Tally up the lines that include "massweight" and state that number by itself.

── Data supplied

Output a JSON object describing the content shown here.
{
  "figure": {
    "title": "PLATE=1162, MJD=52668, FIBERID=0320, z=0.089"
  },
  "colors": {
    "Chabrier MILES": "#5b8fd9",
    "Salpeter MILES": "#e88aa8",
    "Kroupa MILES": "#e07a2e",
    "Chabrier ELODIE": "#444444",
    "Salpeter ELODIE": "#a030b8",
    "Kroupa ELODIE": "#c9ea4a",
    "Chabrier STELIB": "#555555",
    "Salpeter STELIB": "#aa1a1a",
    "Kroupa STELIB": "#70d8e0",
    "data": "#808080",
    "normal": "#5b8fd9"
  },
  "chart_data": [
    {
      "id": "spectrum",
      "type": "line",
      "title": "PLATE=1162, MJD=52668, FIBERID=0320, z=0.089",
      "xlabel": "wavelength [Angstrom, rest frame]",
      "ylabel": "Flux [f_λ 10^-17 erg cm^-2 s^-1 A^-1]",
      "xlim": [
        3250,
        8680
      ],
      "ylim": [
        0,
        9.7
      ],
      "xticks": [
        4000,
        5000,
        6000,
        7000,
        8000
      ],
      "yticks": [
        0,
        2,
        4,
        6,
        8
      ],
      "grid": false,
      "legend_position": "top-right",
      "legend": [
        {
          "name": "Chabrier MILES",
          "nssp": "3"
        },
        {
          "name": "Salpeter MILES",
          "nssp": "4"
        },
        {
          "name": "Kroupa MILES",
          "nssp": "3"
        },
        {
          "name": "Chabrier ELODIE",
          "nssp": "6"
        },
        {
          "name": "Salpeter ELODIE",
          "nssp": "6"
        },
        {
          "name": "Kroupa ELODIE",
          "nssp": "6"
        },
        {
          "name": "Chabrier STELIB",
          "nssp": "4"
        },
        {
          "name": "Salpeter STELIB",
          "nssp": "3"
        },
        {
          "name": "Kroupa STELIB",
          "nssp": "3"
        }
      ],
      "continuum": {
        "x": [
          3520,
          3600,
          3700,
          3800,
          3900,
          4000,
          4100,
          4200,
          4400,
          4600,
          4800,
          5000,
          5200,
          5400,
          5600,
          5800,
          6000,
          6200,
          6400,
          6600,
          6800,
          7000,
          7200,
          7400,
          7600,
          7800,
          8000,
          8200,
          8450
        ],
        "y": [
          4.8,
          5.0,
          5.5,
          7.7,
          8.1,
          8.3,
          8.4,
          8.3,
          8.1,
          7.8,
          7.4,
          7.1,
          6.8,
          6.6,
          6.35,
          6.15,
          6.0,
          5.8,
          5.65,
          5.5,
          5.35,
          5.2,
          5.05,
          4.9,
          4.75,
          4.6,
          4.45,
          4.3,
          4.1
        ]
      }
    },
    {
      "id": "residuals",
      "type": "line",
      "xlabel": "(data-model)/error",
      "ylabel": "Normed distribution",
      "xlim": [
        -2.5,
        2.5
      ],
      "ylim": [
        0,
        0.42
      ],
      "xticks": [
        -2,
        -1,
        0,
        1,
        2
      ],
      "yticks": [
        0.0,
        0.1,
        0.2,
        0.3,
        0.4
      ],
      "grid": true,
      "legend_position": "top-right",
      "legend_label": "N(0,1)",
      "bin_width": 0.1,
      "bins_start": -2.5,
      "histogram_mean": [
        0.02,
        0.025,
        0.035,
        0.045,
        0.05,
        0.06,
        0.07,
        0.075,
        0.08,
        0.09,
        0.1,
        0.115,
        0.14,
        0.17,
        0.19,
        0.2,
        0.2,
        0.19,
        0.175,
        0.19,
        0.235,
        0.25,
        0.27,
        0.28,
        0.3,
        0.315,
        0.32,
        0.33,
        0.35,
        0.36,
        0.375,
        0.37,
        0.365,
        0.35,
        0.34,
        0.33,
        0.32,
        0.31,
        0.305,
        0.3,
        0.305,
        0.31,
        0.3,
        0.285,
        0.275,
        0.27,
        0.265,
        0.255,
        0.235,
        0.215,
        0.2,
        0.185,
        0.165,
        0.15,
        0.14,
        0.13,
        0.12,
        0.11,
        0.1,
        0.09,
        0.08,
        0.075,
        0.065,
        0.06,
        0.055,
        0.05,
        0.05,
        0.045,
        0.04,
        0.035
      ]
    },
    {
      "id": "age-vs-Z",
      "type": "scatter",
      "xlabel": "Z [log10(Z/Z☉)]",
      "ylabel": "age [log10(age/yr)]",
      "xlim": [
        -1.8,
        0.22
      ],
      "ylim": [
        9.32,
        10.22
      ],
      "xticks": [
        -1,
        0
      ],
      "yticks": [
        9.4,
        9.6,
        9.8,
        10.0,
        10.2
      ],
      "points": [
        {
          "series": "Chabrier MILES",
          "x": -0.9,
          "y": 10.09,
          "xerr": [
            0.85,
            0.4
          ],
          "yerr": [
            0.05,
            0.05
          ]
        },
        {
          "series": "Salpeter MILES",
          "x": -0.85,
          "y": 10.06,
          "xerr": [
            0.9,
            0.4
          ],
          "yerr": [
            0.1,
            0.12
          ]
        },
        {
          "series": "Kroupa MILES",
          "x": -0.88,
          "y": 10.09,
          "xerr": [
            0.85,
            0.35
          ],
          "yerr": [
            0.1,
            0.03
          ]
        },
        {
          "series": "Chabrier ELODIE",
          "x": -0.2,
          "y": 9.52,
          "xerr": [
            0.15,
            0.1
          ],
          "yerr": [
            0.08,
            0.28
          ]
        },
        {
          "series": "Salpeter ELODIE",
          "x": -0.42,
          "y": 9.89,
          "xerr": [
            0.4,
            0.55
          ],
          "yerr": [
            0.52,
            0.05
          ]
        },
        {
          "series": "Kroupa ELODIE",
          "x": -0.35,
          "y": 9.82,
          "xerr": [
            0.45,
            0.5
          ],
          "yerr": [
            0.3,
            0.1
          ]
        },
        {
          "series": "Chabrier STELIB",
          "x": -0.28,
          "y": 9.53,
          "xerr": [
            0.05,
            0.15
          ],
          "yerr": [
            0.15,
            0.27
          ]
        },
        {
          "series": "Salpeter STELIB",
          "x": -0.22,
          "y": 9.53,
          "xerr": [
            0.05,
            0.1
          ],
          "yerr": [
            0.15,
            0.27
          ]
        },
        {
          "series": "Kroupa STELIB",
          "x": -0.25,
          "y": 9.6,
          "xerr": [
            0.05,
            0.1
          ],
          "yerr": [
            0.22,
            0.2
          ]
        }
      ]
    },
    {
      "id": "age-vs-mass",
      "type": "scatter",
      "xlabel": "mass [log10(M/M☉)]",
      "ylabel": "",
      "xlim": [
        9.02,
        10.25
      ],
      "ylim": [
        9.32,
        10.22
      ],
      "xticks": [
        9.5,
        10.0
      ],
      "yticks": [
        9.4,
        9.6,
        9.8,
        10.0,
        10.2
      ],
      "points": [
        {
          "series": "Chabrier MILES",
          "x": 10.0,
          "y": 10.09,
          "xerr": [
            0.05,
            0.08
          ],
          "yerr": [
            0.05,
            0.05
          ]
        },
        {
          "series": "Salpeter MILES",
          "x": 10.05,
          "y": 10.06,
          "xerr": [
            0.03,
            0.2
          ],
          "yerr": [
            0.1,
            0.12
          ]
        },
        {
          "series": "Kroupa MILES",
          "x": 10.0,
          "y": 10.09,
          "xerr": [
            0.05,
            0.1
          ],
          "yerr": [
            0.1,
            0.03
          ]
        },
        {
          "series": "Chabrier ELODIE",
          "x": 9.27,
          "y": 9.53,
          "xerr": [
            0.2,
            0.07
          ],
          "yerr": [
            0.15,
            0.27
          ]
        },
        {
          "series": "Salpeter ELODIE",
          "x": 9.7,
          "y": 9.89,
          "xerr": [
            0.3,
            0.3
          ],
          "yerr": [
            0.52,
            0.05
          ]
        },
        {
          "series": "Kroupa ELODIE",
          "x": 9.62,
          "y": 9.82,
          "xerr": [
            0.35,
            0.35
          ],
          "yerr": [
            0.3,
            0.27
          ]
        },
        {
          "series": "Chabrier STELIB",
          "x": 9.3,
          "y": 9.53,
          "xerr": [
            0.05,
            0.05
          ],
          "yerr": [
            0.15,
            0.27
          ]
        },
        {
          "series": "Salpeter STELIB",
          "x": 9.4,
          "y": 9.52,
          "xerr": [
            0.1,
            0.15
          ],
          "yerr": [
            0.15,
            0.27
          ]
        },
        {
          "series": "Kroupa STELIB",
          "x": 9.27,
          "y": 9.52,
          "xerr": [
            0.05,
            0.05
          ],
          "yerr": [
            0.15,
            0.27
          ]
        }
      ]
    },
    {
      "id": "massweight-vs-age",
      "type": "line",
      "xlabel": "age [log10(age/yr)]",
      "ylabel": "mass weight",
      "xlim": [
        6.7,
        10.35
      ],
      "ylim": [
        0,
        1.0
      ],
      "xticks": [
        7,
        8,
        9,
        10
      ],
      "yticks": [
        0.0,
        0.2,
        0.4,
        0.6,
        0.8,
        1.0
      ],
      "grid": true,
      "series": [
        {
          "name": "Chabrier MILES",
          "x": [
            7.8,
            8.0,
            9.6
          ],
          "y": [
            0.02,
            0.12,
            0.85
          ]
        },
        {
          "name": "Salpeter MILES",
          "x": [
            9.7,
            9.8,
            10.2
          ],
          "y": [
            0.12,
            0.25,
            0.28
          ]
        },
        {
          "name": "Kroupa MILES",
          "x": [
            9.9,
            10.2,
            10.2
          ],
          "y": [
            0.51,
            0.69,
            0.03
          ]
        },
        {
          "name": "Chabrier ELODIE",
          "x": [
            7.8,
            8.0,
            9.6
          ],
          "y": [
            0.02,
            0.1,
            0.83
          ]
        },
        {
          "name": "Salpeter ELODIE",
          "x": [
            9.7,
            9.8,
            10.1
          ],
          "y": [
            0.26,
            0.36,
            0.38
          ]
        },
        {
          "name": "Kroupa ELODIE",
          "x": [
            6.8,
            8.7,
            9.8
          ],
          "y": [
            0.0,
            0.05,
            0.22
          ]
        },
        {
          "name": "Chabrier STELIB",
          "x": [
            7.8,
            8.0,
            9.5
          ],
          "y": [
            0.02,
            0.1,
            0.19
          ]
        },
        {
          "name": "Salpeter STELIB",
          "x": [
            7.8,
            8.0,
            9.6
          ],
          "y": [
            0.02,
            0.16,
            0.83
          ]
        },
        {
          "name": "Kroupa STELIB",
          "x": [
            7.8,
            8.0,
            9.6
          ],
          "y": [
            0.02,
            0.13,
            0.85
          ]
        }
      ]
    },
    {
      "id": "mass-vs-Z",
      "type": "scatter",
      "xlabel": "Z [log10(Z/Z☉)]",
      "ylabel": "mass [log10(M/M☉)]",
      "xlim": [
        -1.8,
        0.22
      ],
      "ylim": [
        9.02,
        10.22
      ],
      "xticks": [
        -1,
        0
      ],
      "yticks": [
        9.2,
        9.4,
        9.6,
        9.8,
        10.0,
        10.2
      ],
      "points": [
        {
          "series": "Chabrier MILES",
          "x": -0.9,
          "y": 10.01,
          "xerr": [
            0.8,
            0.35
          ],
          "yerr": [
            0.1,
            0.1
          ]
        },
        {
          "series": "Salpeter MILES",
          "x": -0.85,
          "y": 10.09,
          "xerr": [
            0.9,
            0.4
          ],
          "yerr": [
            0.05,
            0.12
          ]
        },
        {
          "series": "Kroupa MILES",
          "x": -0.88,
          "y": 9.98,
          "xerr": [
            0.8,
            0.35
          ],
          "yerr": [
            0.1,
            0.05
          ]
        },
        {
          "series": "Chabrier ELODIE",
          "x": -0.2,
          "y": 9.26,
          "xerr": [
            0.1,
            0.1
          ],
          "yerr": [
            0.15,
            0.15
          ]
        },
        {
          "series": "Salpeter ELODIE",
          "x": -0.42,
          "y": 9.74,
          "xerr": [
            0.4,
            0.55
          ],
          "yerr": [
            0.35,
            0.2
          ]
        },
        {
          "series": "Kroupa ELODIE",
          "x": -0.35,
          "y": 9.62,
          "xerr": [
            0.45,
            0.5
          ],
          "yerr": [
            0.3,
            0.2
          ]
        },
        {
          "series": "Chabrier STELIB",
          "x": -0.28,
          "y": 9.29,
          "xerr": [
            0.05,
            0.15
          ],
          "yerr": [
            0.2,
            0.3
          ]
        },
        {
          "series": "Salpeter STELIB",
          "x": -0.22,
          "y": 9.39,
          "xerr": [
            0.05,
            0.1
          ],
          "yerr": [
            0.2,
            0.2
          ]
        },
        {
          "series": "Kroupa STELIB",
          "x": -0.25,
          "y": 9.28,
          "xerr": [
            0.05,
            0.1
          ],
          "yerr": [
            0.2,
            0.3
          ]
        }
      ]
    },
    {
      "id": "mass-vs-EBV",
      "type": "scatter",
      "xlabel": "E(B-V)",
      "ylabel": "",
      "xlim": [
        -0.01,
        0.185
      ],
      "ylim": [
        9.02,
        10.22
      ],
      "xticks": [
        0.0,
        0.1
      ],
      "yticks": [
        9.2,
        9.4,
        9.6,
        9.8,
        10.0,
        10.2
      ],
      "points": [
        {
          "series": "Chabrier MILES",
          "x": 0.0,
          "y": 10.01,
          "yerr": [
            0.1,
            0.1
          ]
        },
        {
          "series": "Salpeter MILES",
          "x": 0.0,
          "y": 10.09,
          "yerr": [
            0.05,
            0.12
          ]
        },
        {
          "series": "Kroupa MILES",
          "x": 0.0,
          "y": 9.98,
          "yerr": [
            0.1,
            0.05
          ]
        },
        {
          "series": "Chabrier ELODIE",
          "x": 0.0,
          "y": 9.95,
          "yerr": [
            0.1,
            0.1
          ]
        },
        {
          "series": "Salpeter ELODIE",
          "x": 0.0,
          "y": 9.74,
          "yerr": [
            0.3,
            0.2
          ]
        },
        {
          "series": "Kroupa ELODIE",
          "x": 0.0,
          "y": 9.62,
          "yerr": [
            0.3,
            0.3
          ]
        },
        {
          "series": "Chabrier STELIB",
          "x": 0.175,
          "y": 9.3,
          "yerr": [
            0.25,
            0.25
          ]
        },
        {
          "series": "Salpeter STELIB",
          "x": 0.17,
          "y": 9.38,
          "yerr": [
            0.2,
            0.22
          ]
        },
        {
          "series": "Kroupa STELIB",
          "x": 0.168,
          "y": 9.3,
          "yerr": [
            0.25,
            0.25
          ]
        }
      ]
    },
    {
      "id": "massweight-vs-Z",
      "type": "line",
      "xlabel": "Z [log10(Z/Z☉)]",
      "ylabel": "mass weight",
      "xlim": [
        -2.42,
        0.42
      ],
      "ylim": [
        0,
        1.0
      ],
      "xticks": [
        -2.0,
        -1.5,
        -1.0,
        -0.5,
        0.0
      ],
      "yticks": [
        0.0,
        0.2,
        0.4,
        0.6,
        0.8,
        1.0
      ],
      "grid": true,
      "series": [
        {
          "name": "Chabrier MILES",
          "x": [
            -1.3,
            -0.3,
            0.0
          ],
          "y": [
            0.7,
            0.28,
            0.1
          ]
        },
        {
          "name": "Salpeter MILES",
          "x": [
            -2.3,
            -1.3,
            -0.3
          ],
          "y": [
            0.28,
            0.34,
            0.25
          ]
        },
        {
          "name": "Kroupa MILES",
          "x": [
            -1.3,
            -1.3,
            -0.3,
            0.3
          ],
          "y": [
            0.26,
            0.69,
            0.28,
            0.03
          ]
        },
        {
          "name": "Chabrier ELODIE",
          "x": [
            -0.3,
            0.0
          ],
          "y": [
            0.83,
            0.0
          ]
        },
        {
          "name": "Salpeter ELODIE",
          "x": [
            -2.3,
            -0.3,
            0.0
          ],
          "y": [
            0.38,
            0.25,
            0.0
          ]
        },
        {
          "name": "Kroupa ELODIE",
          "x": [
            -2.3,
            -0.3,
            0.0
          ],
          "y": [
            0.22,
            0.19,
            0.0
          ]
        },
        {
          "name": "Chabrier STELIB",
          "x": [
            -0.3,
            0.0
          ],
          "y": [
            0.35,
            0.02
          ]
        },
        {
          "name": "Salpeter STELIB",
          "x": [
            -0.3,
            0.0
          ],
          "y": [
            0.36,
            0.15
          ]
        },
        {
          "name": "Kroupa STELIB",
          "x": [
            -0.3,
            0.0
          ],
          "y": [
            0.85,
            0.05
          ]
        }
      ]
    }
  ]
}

────

Task result: 2